-------- Fragmento de lectura

Lo que más te golpea de este mundo es la completa disparidad que existe. La seguridad privada es como una ruleta, y te toca lo que te toca. A veces, te llega a tocar una empresa decente, que te paga bien y a tiempo, que te respeta y te valora. Y esos días, amigos míos, son como un oasis en medio del desierto. Esos días son los que te hacen pensar: «Mira, esto no está tan mal, realmente estoy haciendo algo valioso». El trabajo fluye, el equipo se apoya y hasta te sientes un poco orgulloso de lo que haces. Pero claro, esos días son raros, como encontrar una aguja en un pajar. En otras ocasiones, te encuentras en una de esas empresas que parecen pensar que eres una pieza desechable, uno más de la cadena, que ni siquiera tiene derecho a que le paguen a tiempo. Y las horas extra… no te quiero ni contar. A veces, tu jornada laboral se convierte en una maratón sin meta. Y claro, no te explican nada, ni te piden perdón por el caos. Simplemente, ahí estás, sobreviviendo.
Lo peor de todo son los turnos interminables. Esos que te dejan hecho polvo, que te hacen pensar que la cama ya no tiene ningún sentido. Esos turnos donde los descansos parecen una fantasía y, al final, todo lo que quieres es olvidarte de la vida por un rato. Y si tienes suerte y te encuentras con un compañero que te apoya, pues bueno, sobrevives. Pero si te toca estar solo o con alguien que no tiene ni idea de lo que está haciendo, cada hora se convierte en una eternidad. Eso sí que es supervivencia pura.
Y luego está la parte humana, que es un capítulo aparte. En seguridad privada, la clave no es solo estar parado con un uniforme, vigilando todo como un perro de presa. No. La clave está en los compañeros. Y eso puede ser una bendición o un infierno. Si estás solo y el sitio está tranquilo, todo bien. Pero si te toca lidiar con un compañero que se cree el sheriff del lugar, o peor, si te toca con varios, prepárate. Ahí es cuando empiezan los roces, las guerras frías, las peleas por nada. El trabajo se convierte en un campo de batalla emocional, y el trabajo en equipo se reduce a un chiste. La división en el sector es brutal. No hay unión, no hay fuerza colectiva. Si no te adaptas y te dejas llevar por esa mentalidad de «sálvese quien pueda», acabarás siendo el tonto del grupo. Y si te atreves a cuestionar, pues prepárate para ser el enemigo número uno. Así que sí, en muchos casos, la seguridad privada es como un juego de supervivencia.

----------------
-------- Registros del conjunto

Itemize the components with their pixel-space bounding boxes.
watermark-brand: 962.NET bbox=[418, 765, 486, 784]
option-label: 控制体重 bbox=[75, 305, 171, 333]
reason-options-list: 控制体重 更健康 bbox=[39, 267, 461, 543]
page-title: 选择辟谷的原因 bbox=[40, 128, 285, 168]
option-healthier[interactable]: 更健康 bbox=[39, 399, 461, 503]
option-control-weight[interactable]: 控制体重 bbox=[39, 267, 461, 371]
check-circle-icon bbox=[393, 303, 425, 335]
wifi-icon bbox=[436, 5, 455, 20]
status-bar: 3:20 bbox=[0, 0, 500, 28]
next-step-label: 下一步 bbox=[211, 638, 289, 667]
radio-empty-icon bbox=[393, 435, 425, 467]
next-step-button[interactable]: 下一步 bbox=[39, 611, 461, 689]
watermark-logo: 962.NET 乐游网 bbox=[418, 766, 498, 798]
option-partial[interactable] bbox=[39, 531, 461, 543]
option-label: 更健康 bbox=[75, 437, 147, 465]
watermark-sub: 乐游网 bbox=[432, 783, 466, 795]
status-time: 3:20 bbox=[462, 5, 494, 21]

----------------

» Enunciado escrito A:
Transcribe el pasaje del texto sobre la seguridad privada que va de "Lo peor de todo" a "es supervivencia pura.", incluidos ambos extremos.
» Enunciado escrito B:
Escribe la siguiente parte del texto sobre la seguridad privada, empezando después de su última oración.
El material no tiene relación con el texto sobre la seguridad privada.

» Respuesta escrita A:
Lo peor de todo son los turnos interminables. Esos que te dejan hecho polvo, que te hacen pensar que la cama ya no tiene ningún sentido. Esos turnos donde los descansos parecen una fantasía y, al final, todo lo que quieres es olvidarte de la vida por un rato. Y si tienes suerte y te encuentras con un compañero que te apoya, pues bueno, sobrevives. Pero si te toca estar solo o con alguien que no tiene ni idea de lo que está haciendo, cada hora se convierte en una eternidad. Eso sí que es supervivencia pura.

» Respuesta escrita B:
Al final, ¿qué te queda? La seguridad privada no es para todo el mundo. No, no te vas a hacer rico y, a veces, tendrás que aguantar más de lo que te gustaría. Abusos laborales, desorganización, falta de respeto… todo eso está ahí, acechando. Pero también está esa sensación de saber que, al final del día, el trabajo que haces tiene un propósito. A veces, el salario no compensa ni de lejos el esfuerzo, pero si logras encontrar una empresa que te valore, si consigues un trabajo que realmente te llene, te das cuenta de que, a pesar de todo, hay algo que vale la pena. Claro, eso también depende de que la suerte esté de tu lado.
Este sector es un juego de azar. Te puede tocar un lugar donde todo vaya bien, o te puede tocar un sitio donde todo esté en contra. Pero si consigues encontrar ese equilibrio, si logras mantenerte a flote a pesar de todo, te das cuenta de que, aunque no sea el trabajo más fácil del mundo, al final de cuentas es el que elegiste. Y mientras te siga permitiendo vivir, sigue siendo un buen trabajo… bueno, más o menos.
Convives con la imagen que la empresa quiere proyectar, esa imagen perfecta que tiene más brillos que la estrella de Hollywood. Protocolos ideales, normas sacadas de un manual que parece escrito para dar la mejor cara al público. Y es casi cómico ver cómo nos venden todo esto como la base de un sistema bien estructurado, cuando la realidad no podría estar más lejos de esa mentira. ¿Qué priorizan las empresas? ¿De verdad les importa la calidad del servicio que damos? ¿O nuestro bienestar como empleados? Si lo hacen, vaya forma tan curiosa de demostrarlo, porque yo, personalmente, llevo casi un año esperando que me respondan algo tan sencillo como una solicitud. ¿Cuánto tiempo más tengo que esperar para ver una mínima muestra de respeto o agilidad? En vez de acción, nos dan promesas vacías. ¿Y la imparcialidad? Esa palabra que debería ser la base de cualquier entorno laboral, ni aparece. ¿Cómo esperan que confiemos en un sistema que nunca nos ha tratado de manera justa? Lo que nos venden no tiene nada que ver con lo que vivimos, y eso, créeme, fastidia.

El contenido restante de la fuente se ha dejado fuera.